(Stored dataset items)
*-*-*
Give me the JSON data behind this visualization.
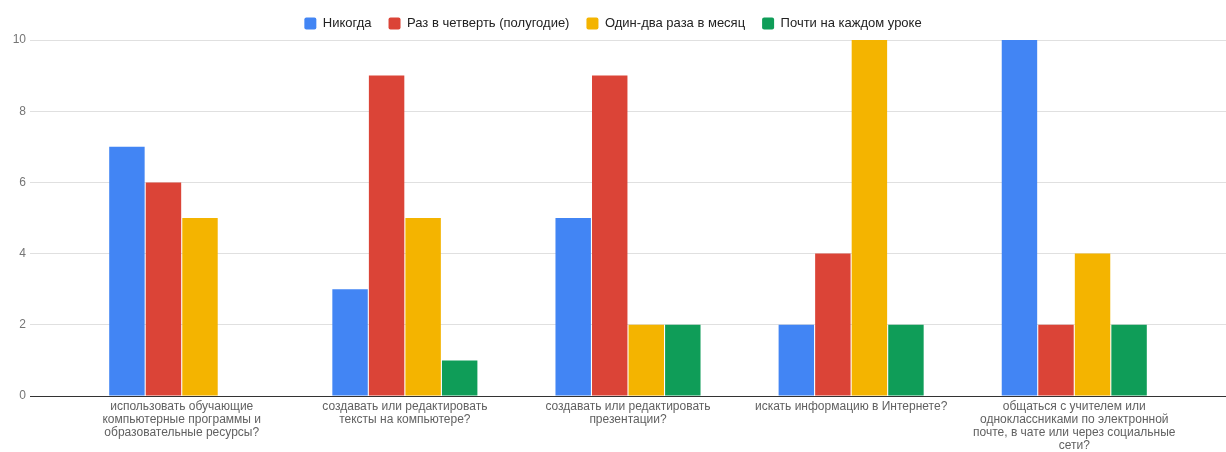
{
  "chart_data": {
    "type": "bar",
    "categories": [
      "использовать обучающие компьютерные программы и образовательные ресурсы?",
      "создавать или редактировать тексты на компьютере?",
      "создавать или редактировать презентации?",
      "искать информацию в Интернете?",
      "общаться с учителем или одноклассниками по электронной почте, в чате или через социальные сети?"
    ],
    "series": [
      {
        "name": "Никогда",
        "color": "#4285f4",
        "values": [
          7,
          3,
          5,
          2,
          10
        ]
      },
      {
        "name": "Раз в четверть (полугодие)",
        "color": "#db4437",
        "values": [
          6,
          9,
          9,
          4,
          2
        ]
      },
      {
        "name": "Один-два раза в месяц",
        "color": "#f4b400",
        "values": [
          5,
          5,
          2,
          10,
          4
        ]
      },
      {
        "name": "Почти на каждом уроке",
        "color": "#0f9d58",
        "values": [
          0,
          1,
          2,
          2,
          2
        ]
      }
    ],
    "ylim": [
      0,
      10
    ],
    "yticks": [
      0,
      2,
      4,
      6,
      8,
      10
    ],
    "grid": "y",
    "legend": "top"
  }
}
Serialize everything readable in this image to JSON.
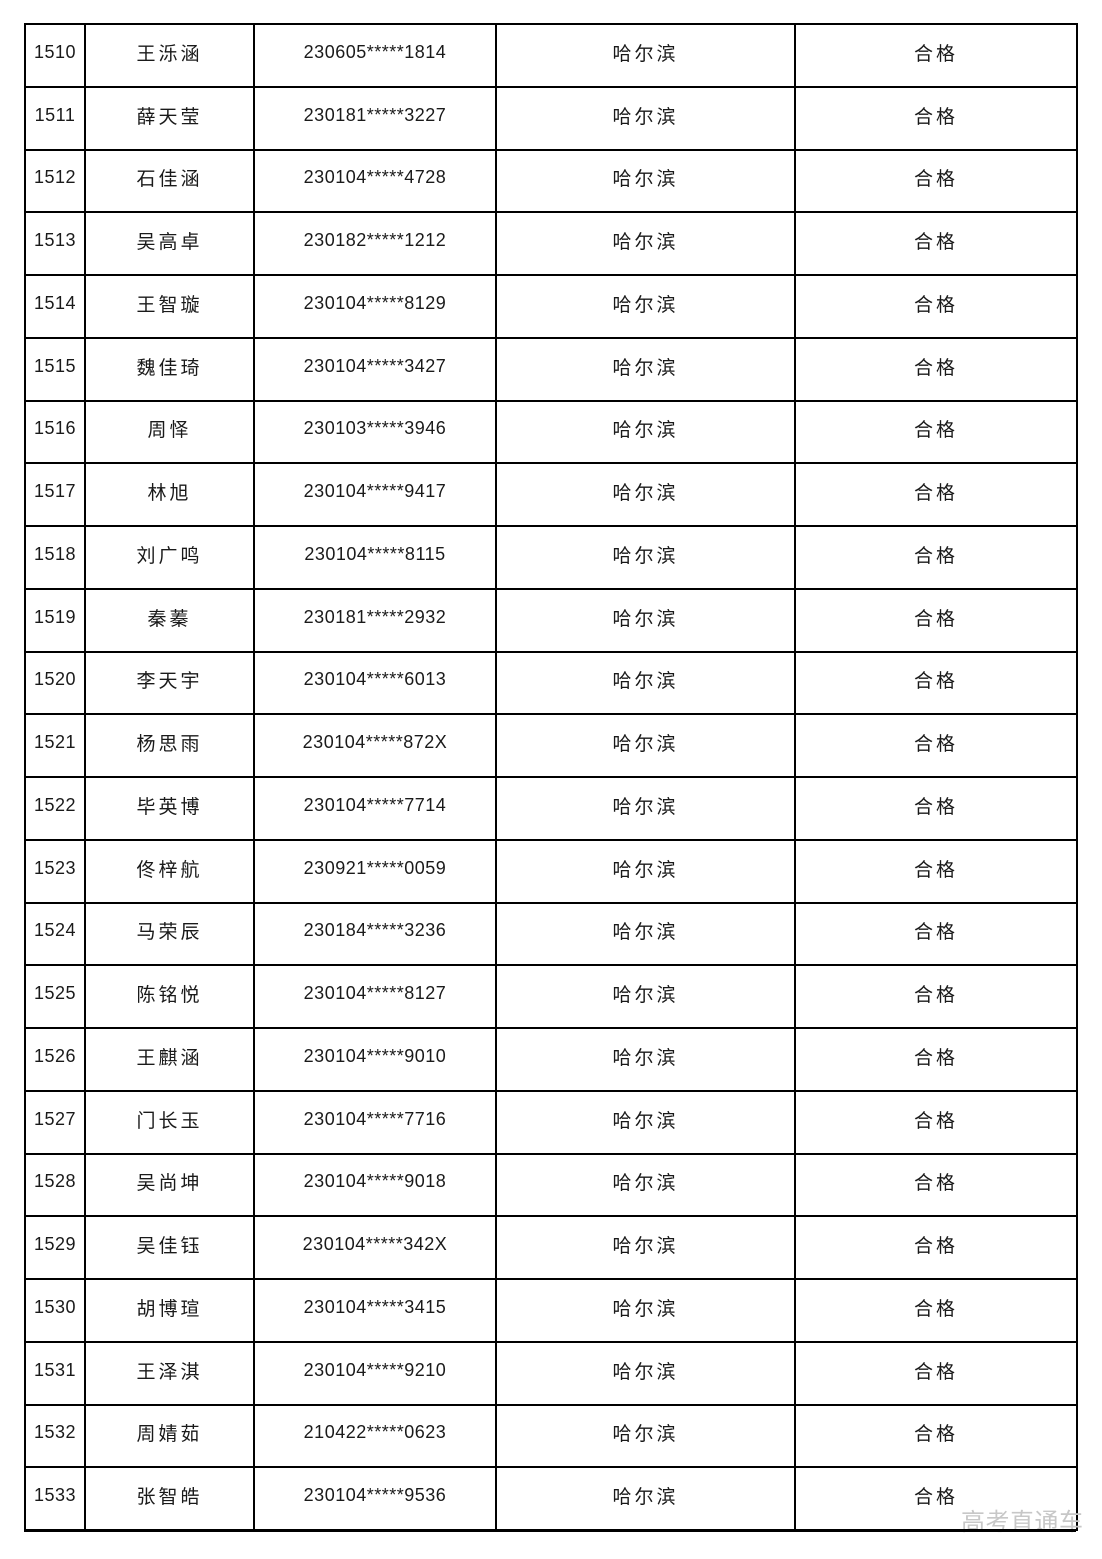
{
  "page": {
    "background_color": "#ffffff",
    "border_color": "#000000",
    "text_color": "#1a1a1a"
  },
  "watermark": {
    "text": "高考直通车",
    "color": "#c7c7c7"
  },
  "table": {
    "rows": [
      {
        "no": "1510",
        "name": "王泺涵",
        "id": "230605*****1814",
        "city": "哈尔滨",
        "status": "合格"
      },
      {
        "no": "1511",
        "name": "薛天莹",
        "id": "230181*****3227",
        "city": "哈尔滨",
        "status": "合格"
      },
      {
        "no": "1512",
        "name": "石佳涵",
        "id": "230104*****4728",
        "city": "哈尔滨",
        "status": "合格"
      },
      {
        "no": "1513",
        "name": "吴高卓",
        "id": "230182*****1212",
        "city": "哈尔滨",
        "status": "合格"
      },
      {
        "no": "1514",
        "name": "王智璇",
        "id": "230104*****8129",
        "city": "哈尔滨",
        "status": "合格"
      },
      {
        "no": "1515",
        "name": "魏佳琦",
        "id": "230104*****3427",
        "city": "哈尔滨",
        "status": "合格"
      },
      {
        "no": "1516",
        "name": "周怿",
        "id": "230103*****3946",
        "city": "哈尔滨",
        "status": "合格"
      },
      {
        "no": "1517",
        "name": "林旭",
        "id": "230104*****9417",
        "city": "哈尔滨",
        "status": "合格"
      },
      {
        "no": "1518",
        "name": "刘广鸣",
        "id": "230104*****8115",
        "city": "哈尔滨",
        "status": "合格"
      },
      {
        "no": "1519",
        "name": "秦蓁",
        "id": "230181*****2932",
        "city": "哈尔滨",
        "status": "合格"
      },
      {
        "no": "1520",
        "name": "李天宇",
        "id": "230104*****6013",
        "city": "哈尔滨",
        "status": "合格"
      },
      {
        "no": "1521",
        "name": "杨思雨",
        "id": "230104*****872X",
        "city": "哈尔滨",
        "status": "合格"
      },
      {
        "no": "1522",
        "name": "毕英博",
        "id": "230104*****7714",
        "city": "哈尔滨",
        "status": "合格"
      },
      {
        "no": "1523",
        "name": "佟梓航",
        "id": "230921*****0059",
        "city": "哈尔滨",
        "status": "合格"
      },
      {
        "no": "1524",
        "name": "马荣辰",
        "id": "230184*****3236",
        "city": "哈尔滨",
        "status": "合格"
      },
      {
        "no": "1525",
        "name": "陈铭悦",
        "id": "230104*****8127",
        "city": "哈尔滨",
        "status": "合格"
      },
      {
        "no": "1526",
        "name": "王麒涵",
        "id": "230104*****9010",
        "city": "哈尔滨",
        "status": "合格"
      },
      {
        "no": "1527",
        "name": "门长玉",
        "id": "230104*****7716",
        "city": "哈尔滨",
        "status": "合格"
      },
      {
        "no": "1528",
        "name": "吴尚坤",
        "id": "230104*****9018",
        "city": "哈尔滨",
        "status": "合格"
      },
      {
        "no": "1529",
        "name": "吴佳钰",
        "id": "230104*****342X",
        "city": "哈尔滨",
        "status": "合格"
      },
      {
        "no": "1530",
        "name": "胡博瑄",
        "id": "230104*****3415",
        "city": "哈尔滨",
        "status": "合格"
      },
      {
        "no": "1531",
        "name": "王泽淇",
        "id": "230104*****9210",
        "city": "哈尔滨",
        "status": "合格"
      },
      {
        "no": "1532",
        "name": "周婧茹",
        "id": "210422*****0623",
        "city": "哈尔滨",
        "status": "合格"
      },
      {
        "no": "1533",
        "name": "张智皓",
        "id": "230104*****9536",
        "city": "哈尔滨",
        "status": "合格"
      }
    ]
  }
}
*-*-*
Repeat the material above word for word, please, apart from its images.

Give me the JSON data behind this visualization.
{
  "chart_data": {
    "type": "bar",
    "categories": [
      "использовать обучающие компьютерные программы и образовательные ресурсы?",
      "создавать или редактировать тексты на компьютере?",
      "создавать или редактировать презентации?",
      "искать информацию в Интернете?",
      "общаться с учителем или одноклассниками по электронной почте, в чате или через социальные сети?"
    ],
    "series": [
      {
        "name": "Никогда",
        "color": "#4285f4",
        "values": [
          7,
          3,
          5,
          2,
          10
        ]
      },
      {
        "name": "Раз в четверть (полугодие)",
        "color": "#db4437",
        "values": [
          6,
          9,
          9,
          4,
          2
        ]
      },
      {
        "name": "Один-два раза в месяц",
        "color": "#f4b400",
        "values": [
          5,
          5,
          2,
          10,
          4
        ]
      },
      {
        "name": "Почти на каждом уроке",
        "color": "#0f9d58",
        "values": [
          0,
          1,
          2,
          2,
          2
        ]
      }
    ],
    "ylim": [
      0,
      10
    ],
    "yticks": [
      0,
      2,
      4,
      6,
      8,
      10
    ],
    "grid": "y",
    "legend": "top"
  }
}
Serialize everything readable in this image to JSON.
{
  "page": {
    "background_color": "#ffffff",
    "border_color": "#000000",
    "text_color": "#1a1a1a"
  },
  "watermark": {
    "text": "高考直通车",
    "color": "#c7c7c7"
  },
  "table": {
    "rows": [
      {
        "no": "1510",
        "name": "王泺涵",
        "id": "230605*****1814",
        "city": "哈尔滨",
        "status": "合格"
      },
      {
        "no": "1511",
        "name": "薛天莹",
        "id": "230181*****3227",
        "city": "哈尔滨",
        "status": "合格"
      },
      {
        "no": "1512",
        "name": "石佳涵",
        "id": "230104*****4728",
        "city": "哈尔滨",
        "status": "合格"
      },
      {
        "no": "1513",
        "name": "吴高卓",
        "id": "230182*****1212",
        "city": "哈尔滨",
        "status": "合格"
      },
      {
        "no": "1514",
        "name": "王智璇",
        "id": "230104*****8129",
        "city": "哈尔滨",
        "status": "合格"
      },
      {
        "no": "1515",
        "name": "魏佳琦",
        "id": "230104*****3427",
        "city": "哈尔滨",
        "status": "合格"
      },
      {
        "no": "1516",
        "name": "周怿",
        "id": "230103*****3946",
        "city": "哈尔滨",
        "status": "合格"
      },
      {
        "no": "1517",
        "name": "林旭",
        "id": "230104*****9417",
        "city": "哈尔滨",
        "status": "合格"
      },
      {
        "no": "1518",
        "name": "刘广鸣",
        "id": "230104*****8115",
        "city": "哈尔滨",
        "status": "合格"
      },
      {
        "no": "1519",
        "name": "秦蓁",
        "id": "230181*****2932",
        "city": "哈尔滨",
        "status": "合格"
      },
      {
        "no": "1520",
        "name": "李天宇",
        "id": "230104*****6013",
        "city": "哈尔滨",
        "status": "合格"
      },
      {
        "no": "1521",
        "name": "杨思雨",
        "id": "230104*****872X",
        "city": "哈尔滨",
        "status": "合格"
      },
      {
        "no": "1522",
        "name": "毕英博",
        "id": "230104*****7714",
        "city": "哈尔滨",
        "status": "合格"
      },
      {
        "no": "1523",
        "name": "佟梓航",
        "id": "230921*****0059",
        "city": "哈尔滨",
        "status": "合格"
      },
      {
        "no": "1524",
        "name": "马荣辰",
        "id": "230184*****3236",
        "city": "哈尔滨",
        "status": "合格"
      },
      {
        "no": "1525",
        "name": "陈铭悦",
        "id": "230104*****8127",
        "city": "哈尔滨",
        "status": "合格"
      },
      {
        "no": "1526",
        "name": "王麒涵",
        "id": "230104*****9010",
        "city": "哈尔滨",
        "status": "合格"
      },
      {
        "no": "1527",
        "name": "门长玉",
        "id": "230104*****7716",
        "city": "哈尔滨",
        "status": "合格"
      },
      {
        "no": "1528",
        "name": "吴尚坤",
        "id": "230104*****9018",
        "city": "哈尔滨",
        "status": "合格"
      },
      {
        "no": "1529",
        "name": "吴佳钰",
        "id": "230104*****342X",
        "city": "哈尔滨",
        "status": "合格"
      },
      {
        "no": "1530",
        "name": "胡博瑄",
        "id": "230104*****3415",
        "city": "哈尔滨",
        "status": "合格"
      },
      {
        "no": "1531",
        "name": "王泽淇",
        "id": "230104*****9210",
        "city": "哈尔滨",
        "status": "合格"
      },
      {
        "no": "1532",
        "name": "周婧茹",
        "id": "210422*****0623",
        "city": "哈尔滨",
        "status": "合格"
      },
      {
        "no": "1533",
        "name": "张智皓",
        "id": "230104*****9536",
        "city": "哈尔滨",
        "status": "合格"
      }
    ]
  }
}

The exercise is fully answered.